[Data records]
--

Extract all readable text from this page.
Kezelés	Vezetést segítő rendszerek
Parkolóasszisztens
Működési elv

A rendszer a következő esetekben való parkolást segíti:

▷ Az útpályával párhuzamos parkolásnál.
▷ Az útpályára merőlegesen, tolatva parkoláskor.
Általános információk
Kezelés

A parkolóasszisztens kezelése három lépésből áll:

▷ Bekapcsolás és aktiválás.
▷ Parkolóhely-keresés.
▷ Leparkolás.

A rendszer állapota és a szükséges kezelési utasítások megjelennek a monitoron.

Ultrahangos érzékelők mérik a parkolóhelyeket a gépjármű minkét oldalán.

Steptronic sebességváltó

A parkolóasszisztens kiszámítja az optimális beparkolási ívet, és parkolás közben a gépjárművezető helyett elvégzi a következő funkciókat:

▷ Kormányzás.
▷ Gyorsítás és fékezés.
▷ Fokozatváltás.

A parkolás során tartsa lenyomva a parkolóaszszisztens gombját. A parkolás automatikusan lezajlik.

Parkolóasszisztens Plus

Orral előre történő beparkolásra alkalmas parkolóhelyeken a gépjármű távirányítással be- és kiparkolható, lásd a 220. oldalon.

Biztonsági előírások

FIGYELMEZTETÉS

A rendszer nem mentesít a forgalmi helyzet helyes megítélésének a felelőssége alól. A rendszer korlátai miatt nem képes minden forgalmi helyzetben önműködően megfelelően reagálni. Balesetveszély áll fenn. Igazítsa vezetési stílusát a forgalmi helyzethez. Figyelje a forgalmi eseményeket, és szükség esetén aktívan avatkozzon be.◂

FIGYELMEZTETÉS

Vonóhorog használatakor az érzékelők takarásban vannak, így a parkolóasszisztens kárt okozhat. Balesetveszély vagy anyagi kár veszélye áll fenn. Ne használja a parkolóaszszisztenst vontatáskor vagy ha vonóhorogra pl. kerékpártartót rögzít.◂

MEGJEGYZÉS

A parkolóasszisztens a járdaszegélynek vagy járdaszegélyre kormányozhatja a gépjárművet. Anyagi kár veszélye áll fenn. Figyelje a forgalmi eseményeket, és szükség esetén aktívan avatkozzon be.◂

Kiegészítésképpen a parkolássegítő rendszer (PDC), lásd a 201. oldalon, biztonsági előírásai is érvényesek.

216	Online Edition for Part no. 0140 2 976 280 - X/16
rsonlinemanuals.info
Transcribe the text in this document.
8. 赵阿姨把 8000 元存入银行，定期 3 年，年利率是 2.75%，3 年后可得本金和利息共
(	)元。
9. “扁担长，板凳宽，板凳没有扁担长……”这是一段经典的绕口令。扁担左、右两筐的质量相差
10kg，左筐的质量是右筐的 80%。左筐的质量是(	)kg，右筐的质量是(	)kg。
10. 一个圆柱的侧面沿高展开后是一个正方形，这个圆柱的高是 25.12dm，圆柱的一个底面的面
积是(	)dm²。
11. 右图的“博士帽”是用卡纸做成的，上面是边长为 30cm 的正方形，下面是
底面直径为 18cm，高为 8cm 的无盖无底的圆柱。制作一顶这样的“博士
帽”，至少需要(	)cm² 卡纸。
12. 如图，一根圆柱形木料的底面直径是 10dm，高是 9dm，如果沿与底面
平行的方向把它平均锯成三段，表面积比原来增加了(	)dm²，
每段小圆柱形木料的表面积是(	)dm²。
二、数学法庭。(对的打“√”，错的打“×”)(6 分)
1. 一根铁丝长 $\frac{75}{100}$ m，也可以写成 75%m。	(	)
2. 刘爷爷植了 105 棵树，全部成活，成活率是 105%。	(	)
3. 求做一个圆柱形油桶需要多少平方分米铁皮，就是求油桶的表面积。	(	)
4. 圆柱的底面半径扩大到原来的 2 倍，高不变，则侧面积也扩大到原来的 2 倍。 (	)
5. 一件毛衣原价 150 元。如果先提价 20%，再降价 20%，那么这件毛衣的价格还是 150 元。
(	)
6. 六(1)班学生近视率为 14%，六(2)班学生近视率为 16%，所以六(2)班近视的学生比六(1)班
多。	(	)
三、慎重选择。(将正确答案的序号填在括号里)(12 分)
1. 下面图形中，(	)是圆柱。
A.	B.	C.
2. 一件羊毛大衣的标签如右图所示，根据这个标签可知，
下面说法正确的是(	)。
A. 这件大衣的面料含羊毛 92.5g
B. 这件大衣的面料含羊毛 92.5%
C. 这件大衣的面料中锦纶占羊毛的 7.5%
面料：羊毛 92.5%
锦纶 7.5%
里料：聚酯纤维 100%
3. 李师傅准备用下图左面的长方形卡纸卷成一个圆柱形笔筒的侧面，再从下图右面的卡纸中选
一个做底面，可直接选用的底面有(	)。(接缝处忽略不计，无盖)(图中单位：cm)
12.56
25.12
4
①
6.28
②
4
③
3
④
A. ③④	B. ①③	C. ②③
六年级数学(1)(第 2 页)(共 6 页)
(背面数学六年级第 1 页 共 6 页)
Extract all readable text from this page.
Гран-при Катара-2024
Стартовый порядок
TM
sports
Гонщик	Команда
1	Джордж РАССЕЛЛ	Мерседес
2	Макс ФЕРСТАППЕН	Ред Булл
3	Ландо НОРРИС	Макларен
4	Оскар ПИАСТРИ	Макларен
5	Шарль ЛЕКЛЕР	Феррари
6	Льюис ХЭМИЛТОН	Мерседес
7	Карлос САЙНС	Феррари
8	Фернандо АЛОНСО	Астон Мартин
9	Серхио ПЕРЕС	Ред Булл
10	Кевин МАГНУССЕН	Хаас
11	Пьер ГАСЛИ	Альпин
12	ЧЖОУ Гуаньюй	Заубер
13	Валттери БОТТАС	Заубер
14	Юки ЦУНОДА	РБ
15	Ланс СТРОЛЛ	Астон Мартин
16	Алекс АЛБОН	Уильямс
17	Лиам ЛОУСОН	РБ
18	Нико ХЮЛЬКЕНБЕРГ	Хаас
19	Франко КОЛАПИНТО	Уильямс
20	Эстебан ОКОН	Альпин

--

- _WHAT THE TASK REQUIRES_: Copy out the full set of records precisely, leaving nothing out.

- _SOLUTION TO THIS PROBLEM_:
Extract all readable text from this page.
Kezelés	Vezetést segítő rendszerek
Parkolóasszisztens
Működési elv

A rendszer a következő esetekben való parkolást segíti:

▷ Az útpályával párhuzamos parkolásnál.
▷ Az útpályára merőlegesen, tolatva parkoláskor.
Általános információk
Kezelés

A parkolóasszisztens kezelése három lépésből áll:

▷ Bekapcsolás és aktiválás.
▷ Parkolóhely-keresés.
▷ Leparkolás.

A rendszer állapota és a szükséges kezelési utasítások megjelennek a monitoron.

Ultrahangos érzékelők mérik a parkolóhelyeket a gépjármű minkét oldalán.

Steptronic sebességváltó

A parkolóasszisztens kiszámítja az optimális beparkolási ívet, és parkolás közben a gépjárművezető helyett elvégzi a következő funkciókat:

▷ Kormányzás.
▷ Gyorsítás és fékezés.
▷ Fokozatváltás.

A parkolás során tartsa lenyomva a parkolóaszszisztens gombját. A parkolás automatikusan lezajlik.

Parkolóasszisztens Plus

Orral előre történő beparkolásra alkalmas parkolóhelyeken a gépjármű távirányítással be- és kiparkolható, lásd a 220. oldalon.

Biztonsági előírások

FIGYELMEZTETÉS

A rendszer nem mentesít a forgalmi helyzet helyes megítélésének a felelőssége alól. A rendszer korlátai miatt nem képes minden forgalmi helyzetben önműködően megfelelően reagálni. Balesetveszély áll fenn. Igazítsa vezetési stílusát a forgalmi helyzethez. Figyelje a forgalmi eseményeket, és szükség esetén aktívan avatkozzon be.◂

FIGYELMEZTETÉS

Vonóhorog használatakor az érzékelők takarásban vannak, így a parkolóasszisztens kárt okozhat. Balesetveszély vagy anyagi kár veszélye áll fenn. Ne használja a parkolóaszszisztenst vontatáskor vagy ha vonóhorogra pl. kerékpártartót rögzít.◂

MEGJEGYZÉS

A parkolóasszisztens a járdaszegélynek vagy járdaszegélyre kormányozhatja a gépjárművet. Anyagi kár veszélye áll fenn. Figyelje a forgalmi eseményeket, és szükség esetén aktívan avatkozzon be.◂

Kiegészítésképpen a parkolássegítő rendszer (PDC), lásd a 201. oldalon, biztonsági előírásai is érvényesek.

216	Online Edition for Part no. 0140 2 976 280 - X/16
rsonlinemanuals.info
Transcribe the text in this document.
8. 赵阿姨把 8000 元存入银行，定期 3 年，年利率是 2.75%，3 年后可得本金和利息共
(	)元。
9. “扁担长，板凳宽，板凳没有扁担长……”这是一段经典的绕口令。扁担左、右两筐的质量相差
10kg，左筐的质量是右筐的 80%。左筐的质量是(	)kg，右筐的质量是(	)kg。
10. 一个圆柱的侧面沿高展开后是一个正方形，这个圆柱的高是 25.12dm，圆柱的一个底面的面
积是(	)dm²。
11. 右图的“博士帽”是用卡纸做成的，上面是边长为 30cm 的正方形，下面是
底面直径为 18cm，高为 8cm 的无盖无底的圆柱。制作一顶这样的“博士
帽”，至少需要(	)cm² 卡纸。
12. 如图，一根圆柱形木料的底面直径是 10dm，高是 9dm，如果沿与底面
平行的方向把它平均锯成三段，表面积比原来增加了(	)dm²，
每段小圆柱形木料的表面积是(	)dm²。
二、数学法庭。(对的打“√”，错的打“×”)(6 分)
1. 一根铁丝长 $\frac{75}{100}$ m，也可以写成 75%m。	(	)
2. 刘爷爷植了 105 棵树，全部成活，成活率是 105%。	(	)
3. 求做一个圆柱形油桶需要多少平方分米铁皮，就是求油桶的表面积。	(	)
4. 圆柱的底面半径扩大到原来的 2 倍，高不变，则侧面积也扩大到原来的 2 倍。 (	)
5. 一件毛衣原价 150 元。如果先提价 20%，再降价 20%，那么这件毛衣的价格还是 150 元。
(	)
6. 六(1)班学生近视率为 14%，六(2)班学生近视率为 16%，所以六(2)班近视的学生比六(1)班
多。	(	)
三、慎重选择。(将正确答案的序号填在括号里)(12 分)
1. 下面图形中，(	)是圆柱。
A.	B.	C.
2. 一件羊毛大衣的标签如右图所示，根据这个标签可知，
下面说法正确的是(	)。
A. 这件大衣的面料含羊毛 92.5g
B. 这件大衣的面料含羊毛 92.5%
C. 这件大衣的面料中锦纶占羊毛的 7.5%
面料：羊毛 92.5%
锦纶 7.5%
里料：聚酯纤维 100%
3. 李师傅准备用下图左面的长方形卡纸卷成一个圆柱形笔筒的侧面，再从下图右面的卡纸中选
一个做底面，可直接选用的底面有(	)。(接缝处忽略不计，无盖)(图中单位：cm)
12.56
25.12
4
①
6.28
②
4
③
3
④
A. ③④	B. ①③	C. ②③
六年级数学(1)(第 2 页)(共 6 页)
(背面数学六年级第 1 页 共 6 页)
Extract all readable text from this page.
Гран-при Катара-2024
Стартовый порядок
TM
sports
Гонщик	Команда
1	Джордж РАССЕЛЛ	Мерседес
2	Макс ФЕРСТАППЕН	Ред Булл
3	Ландо НОРРИС	Макларен
4	Оскар ПИАСТРИ	Макларен
5	Шарль ЛЕКЛЕР	Феррари
6	Льюис ХЭМИЛТОН	Мерседес
7	Карлос САЙНС	Феррари
8	Фернандо АЛОНСО	Астон Мартин
9	Серхио ПЕРЕС	Ред Булл
10	Кевин МАГНУССЕН	Хаас
11	Пьер ГАСЛИ	Альпин
12	ЧЖОУ Гуаньюй	Заубер
13	Валттери БОТТАС	Заубер
14	Юки ЦУНОДА	РБ
15	Ланс СТРОЛЛ	Астон Мартин
16	Алекс АЛБОН	Уильямс
17	Лиам ЛОУСОН	РБ
18	Нико ХЮЛЬКЕНБЕРГ	Хаас
19	Франко КОЛАПИНТО	Уильямс
20	Эстебан ОКОН	Альпин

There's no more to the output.